WORK TO DO » In full and without deviation, write out the entries that follow.

RECORDS SUPPLIED »
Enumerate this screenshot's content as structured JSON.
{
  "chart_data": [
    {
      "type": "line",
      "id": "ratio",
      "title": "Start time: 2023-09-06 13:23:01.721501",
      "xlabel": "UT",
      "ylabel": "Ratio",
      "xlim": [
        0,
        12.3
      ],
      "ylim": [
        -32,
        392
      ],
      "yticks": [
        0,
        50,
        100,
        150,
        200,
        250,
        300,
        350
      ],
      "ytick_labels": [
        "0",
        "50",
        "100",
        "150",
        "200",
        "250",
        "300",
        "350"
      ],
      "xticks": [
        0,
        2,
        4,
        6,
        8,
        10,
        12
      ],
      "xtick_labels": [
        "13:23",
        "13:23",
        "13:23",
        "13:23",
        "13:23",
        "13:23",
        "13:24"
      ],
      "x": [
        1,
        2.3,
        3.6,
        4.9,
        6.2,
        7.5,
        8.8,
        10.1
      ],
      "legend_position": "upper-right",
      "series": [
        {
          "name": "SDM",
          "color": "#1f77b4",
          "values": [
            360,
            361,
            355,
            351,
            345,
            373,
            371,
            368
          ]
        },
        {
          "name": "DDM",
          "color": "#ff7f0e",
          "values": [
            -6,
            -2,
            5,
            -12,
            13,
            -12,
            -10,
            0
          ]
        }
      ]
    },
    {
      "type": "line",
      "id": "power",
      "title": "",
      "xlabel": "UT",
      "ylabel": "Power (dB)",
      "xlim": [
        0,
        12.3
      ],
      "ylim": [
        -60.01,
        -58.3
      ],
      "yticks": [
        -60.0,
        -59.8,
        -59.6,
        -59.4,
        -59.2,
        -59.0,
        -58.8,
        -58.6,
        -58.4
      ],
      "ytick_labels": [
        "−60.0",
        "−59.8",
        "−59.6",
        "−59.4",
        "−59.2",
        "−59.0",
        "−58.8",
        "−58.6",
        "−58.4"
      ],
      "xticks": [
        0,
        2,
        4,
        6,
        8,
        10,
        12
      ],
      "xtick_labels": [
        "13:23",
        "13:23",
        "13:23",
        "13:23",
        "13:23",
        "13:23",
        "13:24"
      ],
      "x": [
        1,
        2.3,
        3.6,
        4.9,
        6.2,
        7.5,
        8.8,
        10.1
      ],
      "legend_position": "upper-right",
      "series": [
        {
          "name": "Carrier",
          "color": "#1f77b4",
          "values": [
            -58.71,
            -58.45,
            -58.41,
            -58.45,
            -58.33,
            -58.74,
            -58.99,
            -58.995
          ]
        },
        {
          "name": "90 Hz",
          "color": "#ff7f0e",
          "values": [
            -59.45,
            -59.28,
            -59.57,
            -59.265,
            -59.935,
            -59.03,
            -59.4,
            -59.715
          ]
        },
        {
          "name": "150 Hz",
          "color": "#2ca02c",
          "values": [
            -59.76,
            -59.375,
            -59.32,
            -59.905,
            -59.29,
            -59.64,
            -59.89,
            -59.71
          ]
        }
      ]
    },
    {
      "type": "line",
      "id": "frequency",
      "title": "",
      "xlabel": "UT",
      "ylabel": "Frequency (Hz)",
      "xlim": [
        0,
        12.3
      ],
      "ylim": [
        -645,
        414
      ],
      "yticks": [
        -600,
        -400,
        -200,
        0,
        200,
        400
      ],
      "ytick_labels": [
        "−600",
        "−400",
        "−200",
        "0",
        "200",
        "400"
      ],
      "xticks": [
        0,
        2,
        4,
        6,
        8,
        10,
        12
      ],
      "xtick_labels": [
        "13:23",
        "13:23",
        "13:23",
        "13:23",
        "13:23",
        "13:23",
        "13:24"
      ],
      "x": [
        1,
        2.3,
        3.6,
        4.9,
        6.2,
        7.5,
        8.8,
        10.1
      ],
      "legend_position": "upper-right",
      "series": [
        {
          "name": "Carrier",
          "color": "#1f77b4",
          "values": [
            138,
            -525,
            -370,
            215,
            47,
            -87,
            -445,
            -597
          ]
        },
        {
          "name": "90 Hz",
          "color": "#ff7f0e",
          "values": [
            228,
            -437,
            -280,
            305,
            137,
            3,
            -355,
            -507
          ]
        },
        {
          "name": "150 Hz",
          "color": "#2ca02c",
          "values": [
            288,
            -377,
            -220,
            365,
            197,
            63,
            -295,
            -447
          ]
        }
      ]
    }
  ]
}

SOLUTION »
Enumerate this screenshot's content as structured JSON.
{
  "chart_data": [
    {
      "type": "line",
      "id": "ratio",
      "title": "Start time: 2023-09-06 13:23:01.721501",
      "xlabel": "UT",
      "ylabel": "Ratio",
      "xlim": [
        0,
        12.3
      ],
      "ylim": [
        -32,
        392
      ],
      "yticks": [
        0,
        50,
        100,
        150,
        200,
        250,
        300,
        350
      ],
      "ytick_labels": [
        "0",
        "50",
        "100",
        "150",
        "200",
        "250",
        "300",
        "350"
      ],
      "xticks": [
        0,
        2,
        4,
        6,
        8,
        10,
        12
      ],
      "xtick_labels": [
        "13:23",
        "13:23",
        "13:23",
        "13:23",
        "13:23",
        "13:23",
        "13:24"
      ],
      "x": [
        1,
        2.3,
        3.6,
        4.9,
        6.2,
        7.5,
        8.8,
        10.1
      ],
      "legend_position": "upper-right",
      "series": [
        {
          "name": "SDM",
          "color": "#1f77b4",
          "values": [
            360,
            361,
            355,
            351,
            345,
            373,
            371,
            368
          ]
        },
        {
          "name": "DDM",
          "color": "#ff7f0e",
          "values": [
            -6,
            -2,
            5,
            -12,
            13,
            -12,
            -10,
            0
          ]
        }
      ]
    },
    {
      "type": "line",
      "id": "power",
      "title": "",
      "xlabel": "UT",
      "ylabel": "Power (dB)",
      "xlim": [
        0,
        12.3
      ],
      "ylim": [
        -60.01,
        -58.3
      ],
      "yticks": [
        -60.0,
        -59.8,
        -59.6,
        -59.4,
        -59.2,
        -59.0,
        -58.8,
        -58.6,
        -58.4
      ],
      "ytick_labels": [
        "−60.0",
        "−59.8",
        "−59.6",
        "−59.4",
        "−59.2",
        "−59.0",
        "−58.8",
        "−58.6",
        "−58.4"
      ],
      "xticks": [
        0,
        2,
        4,
        6,
        8,
        10,
        12
      ],
      "xtick_labels": [
        "13:23",
        "13:23",
        "13:23",
        "13:23",
        "13:23",
        "13:23",
        "13:24"
      ],
      "x": [
        1,
        2.3,
        3.6,
        4.9,
        6.2,
        7.5,
        8.8,
        10.1
      ],
      "legend_position": "upper-right",
      "series": [
        {
          "name": "Carrier",
          "color": "#1f77b4",
          "values": [
            -58.71,
            -58.45,
            -58.41,
            -58.45,
            -58.33,
            -58.74,
            -58.99,
            -58.995
          ]
        },
        {
          "name": "90 Hz",
          "color": "#ff7f0e",
          "values": [
            -59.45,
            -59.28,
            -59.57,
            -59.265,
            -59.935,
            -59.03,
            -59.4,
            -59.715
          ]
        },
        {
          "name": "150 Hz",
          "color": "#2ca02c",
          "values": [
            -59.76,
            -59.375,
            -59.32,
            -59.905,
            -59.29,
            -59.64,
            -59.89,
            -59.71
          ]
        }
      ]
    },
    {
      "type": "line",
      "id": "frequency",
      "title": "",
      "xlabel": "UT",
      "ylabel": "Frequency (Hz)",
      "xlim": [
        0,
        12.3
      ],
      "ylim": [
        -645,
        414
      ],
      "yticks": [
        -600,
        -400,
        -200,
        0,
        200,
        400
      ],
      "ytick_labels": [
        "−600",
        "−400",
        "−200",
        "0",
        "200",
        "400"
      ],
      "xticks": [
        0,
        2,
        4,
        6,
        8,
        10,
        12
      ],
      "xtick_labels": [
        "13:23",
        "13:23",
        "13:23",
        "13:23",
        "13:23",
        "13:23",
        "13:24"
      ],
      "x": [
        1,
        2.3,
        3.6,
        4.9,
        6.2,
        7.5,
        8.8,
        10.1
      ],
      "legend_position": "upper-right",
      "series": [
        {
          "name": "Carrier",
          "color": "#1f77b4",
          "values": [
            138,
            -525,
            -370,
            215,
            47,
            -87,
            -445,
            -597
          ]
        },
        {
          "name": "90 Hz",
          "color": "#ff7f0e",
          "values": [
            228,
            -437,
            -280,
            305,
            137,
            3,
            -355,
            -507
          ]
        },
        {
          "name": "150 Hz",
          "color": "#2ca02c",
          "values": [
            288,
            -377,
            -220,
            365,
            197,
            63,
            -295,
            -447
          ]
        }
      ]
    }
  ]
}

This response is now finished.